**YOUR GOAL:** Locate each line holding the string "Select" and copy it.

**SUPPLIED INFORMATION:**
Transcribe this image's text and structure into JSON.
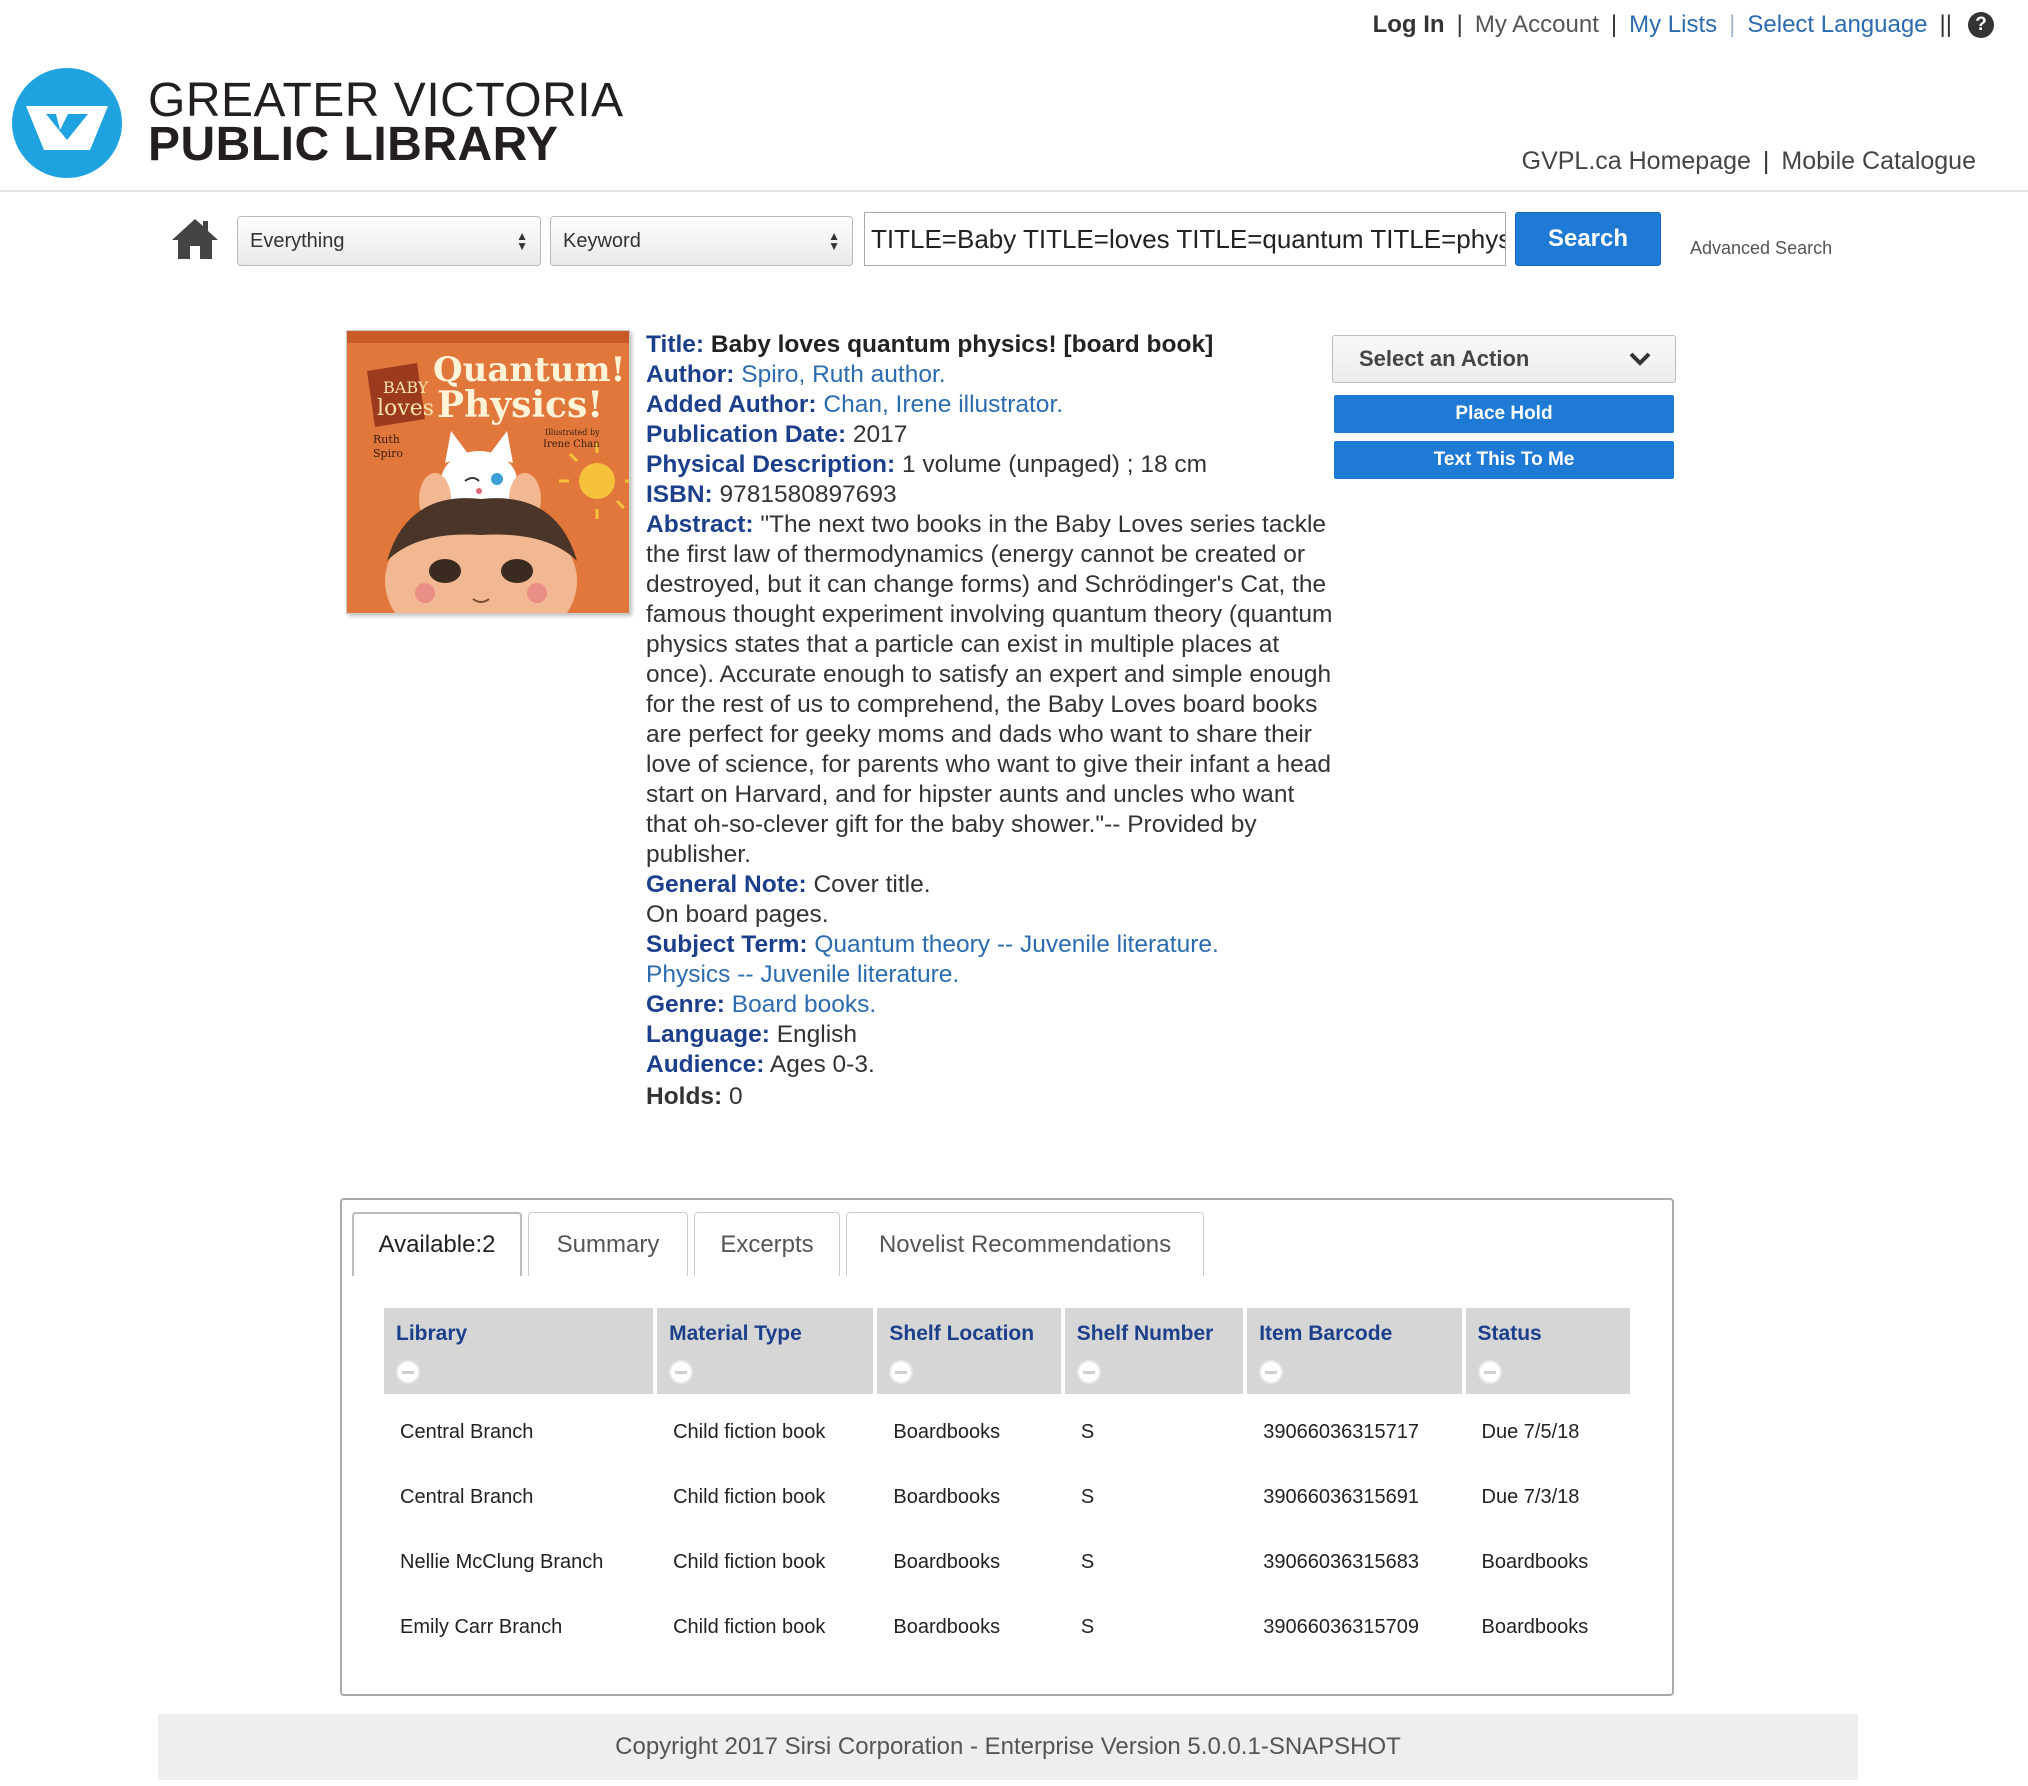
{
  "top_nav": {
    "login": "Log In",
    "my_account": "My Account",
    "my_lists": "My Lists",
    "select_language": "Select Language",
    "trailing_sep": "||",
    "help_glyph": "?"
  },
  "logo": {
    "line1": "GREATER VICTORIA",
    "line2": "PUBLIC LIBRARY",
    "brand_color": "#1ea3e0"
  },
  "header_links": {
    "homepage": "GVPL.ca Homepage",
    "mobile": "Mobile Catalogue"
  },
  "search": {
    "scope": "Everything",
    "field": "Keyword",
    "query": "TITLE=Baby TITLE=loves TITLE=quantum TITLE=physics! AUTHOR=Spiro",
    "button": "Search",
    "advanced": "Advanced Search"
  },
  "cover": {
    "title_line1": "Quantum!",
    "title_line2": "Physics!",
    "series_baby": "BABY",
    "series_loves": "loves",
    "author_first": "Ruth",
    "author_last": "Spiro",
    "illustrated_by": "Illustrated by",
    "illustrator": "Irene Chan"
  },
  "record": {
    "title_label": "Title:",
    "title": "Baby loves quantum physics! [board book]",
    "author_label": "Author:",
    "author": "Spiro, Ruth author.",
    "added_author_label": "Added Author:",
    "added_author": "Chan, Irene illustrator.",
    "pub_date_label": "Publication Date:",
    "pub_date": "2017",
    "phys_desc_label": "Physical Description:",
    "phys_desc": "1 volume (unpaged) ; 18 cm",
    "isbn_label": "ISBN:",
    "isbn": "9781580897693",
    "abstract_label": "Abstract:",
    "abstract": "\"The next two books in the Baby Loves series tackle the first law of thermodynamics (energy cannot be created or destroyed, but it can change forms) and Schrödinger's Cat, the famous thought experiment involving quantum theory (quantum physics states that a particle can exist in multiple places at once). Accurate enough to satisfy an expert and simple enough for the rest of us to comprehend, the Baby Loves board books are perfect for geeky moms and dads who want to share their love of science, for parents who want to give their infant a head start on Harvard, and for hipster aunts and uncles who want that oh-so-clever gift for the baby shower.\"-- Provided by publisher.",
    "general_note_label": "General Note:",
    "general_note_1": "Cover title.",
    "general_note_2": "On board pages.",
    "subject_label": "Subject Term:",
    "subject_1": "Quantum theory -- Juvenile literature.",
    "subject_2": "Physics -- Juvenile literature.",
    "genre_label": "Genre:",
    "genre": "Board books.",
    "language_label": "Language:",
    "language": "English",
    "audience_label": "Audience:",
    "audience": "Ages 0-3.",
    "holds_label": "Holds:",
    "holds": "0"
  },
  "actions": {
    "select": "Select an Action",
    "place_hold": "Place Hold",
    "text_me": "Text This To Me"
  },
  "tabs": [
    "Available:2",
    "Summary",
    "Excerpts",
    "Novelist Recommendations"
  ],
  "table": {
    "headers": [
      "Library",
      "Material Type",
      "Shelf Location",
      "Shelf Number",
      "Item Barcode",
      "Status"
    ],
    "rows": [
      [
        "Central Branch",
        "Child fiction book",
        "Boardbooks",
        "S",
        "39066036315717",
        "Due 7/5/18"
      ],
      [
        "Central Branch",
        "Child fiction book",
        "Boardbooks",
        "S",
        "39066036315691",
        "Due 7/3/18"
      ],
      [
        "Nellie McClung Branch",
        "Child fiction book",
        "Boardbooks",
        "S",
        "39066036315683",
        "Boardbooks"
      ],
      [
        "Emily Carr Branch",
        "Child fiction book",
        "Boardbooks",
        "S",
        "39066036315709",
        "Boardbooks"
      ]
    ]
  },
  "footer": {
    "copyright": "Copyright 2017 Sirsi Corporation - Enterprise Version 5.0.0.1-SNAPSHOT"
  },
  "colors": {
    "accent_blue": "#1f7ad6",
    "label_navy": "#1b3f8b",
    "link_blue": "#2b6cb0"
  }
}
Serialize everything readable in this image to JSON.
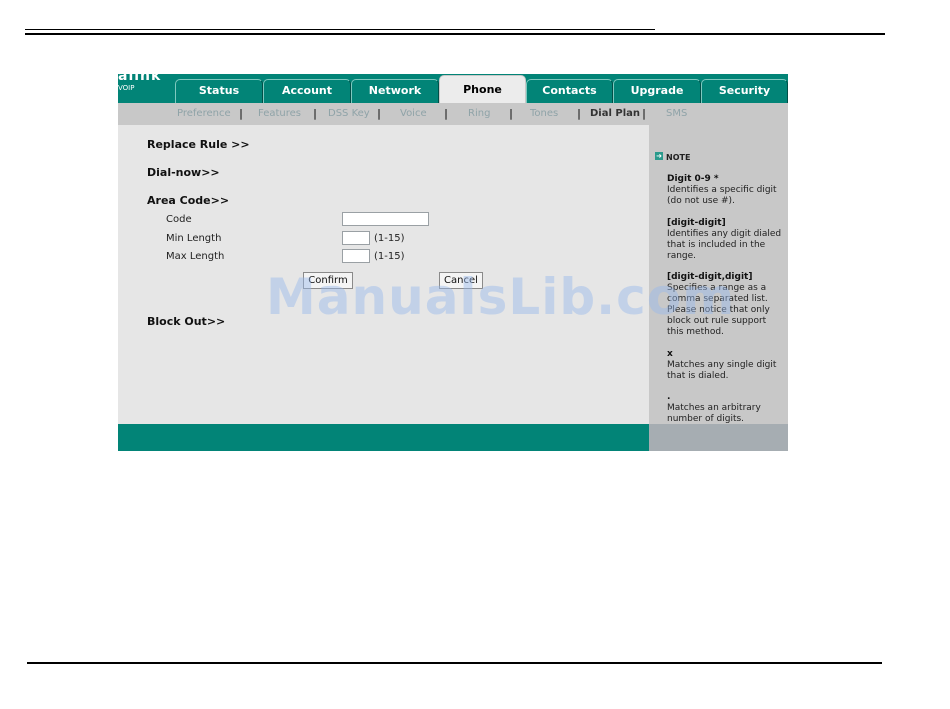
{
  "logo": {
    "line1": "alink",
    "line2": "VOIP"
  },
  "tabs": [
    {
      "label": "Status",
      "active": false
    },
    {
      "label": "Account",
      "active": false
    },
    {
      "label": "Network",
      "active": false
    },
    {
      "label": "Phone",
      "active": true
    },
    {
      "label": "Contacts",
      "active": false
    },
    {
      "label": "Upgrade",
      "active": false
    },
    {
      "label": "Security",
      "active": false
    }
  ],
  "subnav": [
    {
      "label": "Preference"
    },
    {
      "label": "Features"
    },
    {
      "label": "DSS Key"
    },
    {
      "label": "Voice"
    },
    {
      "label": "Ring"
    },
    {
      "label": "Tones"
    },
    {
      "label": "Dial Plan",
      "active": true
    },
    {
      "label": "SMS"
    }
  ],
  "subnav_separator": "|",
  "sections": {
    "replace_rule": "Replace Rule >>",
    "dial_now": "Dial-now>>",
    "area_code": "Area Code>>",
    "block_out": "Block Out>>"
  },
  "area_code_form": {
    "code_label": "Code",
    "code_value": "",
    "min_length_label": "Min Length",
    "min_length_value": "",
    "min_length_hint": "(1-15)",
    "max_length_label": "Max Length",
    "max_length_value": "",
    "max_length_hint": "(1-15)",
    "confirm_label": "Confirm",
    "cancel_label": "Cancel"
  },
  "note": {
    "title": "NOTE",
    "items": [
      {
        "title": "Digit 0-9 *",
        "text": "Identifies a specific digit (do not use #)."
      },
      {
        "title": "[digit-digit]",
        "text": "Identifies any digit dialed that is included in the range."
      },
      {
        "title": "[digit-digit,digit]",
        "text": "Specifies a range as a comma separated list. Please notice that only block out rule support this method."
      },
      {
        "title": "x",
        "text": "Matches any single digit that is dialed."
      },
      {
        "title": ".",
        "text": "Matches an arbitrary number of digits."
      }
    ]
  },
  "watermark": "ManualsLib.com",
  "colors": {
    "header": "#028477",
    "subnav": "#c8c8c8",
    "main": "#e6e6e6",
    "note_panel": "#c8c8c8"
  }
}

**TASK RESPONSE:**
    "select_language": "Select Language",
    "select": "Select an Action",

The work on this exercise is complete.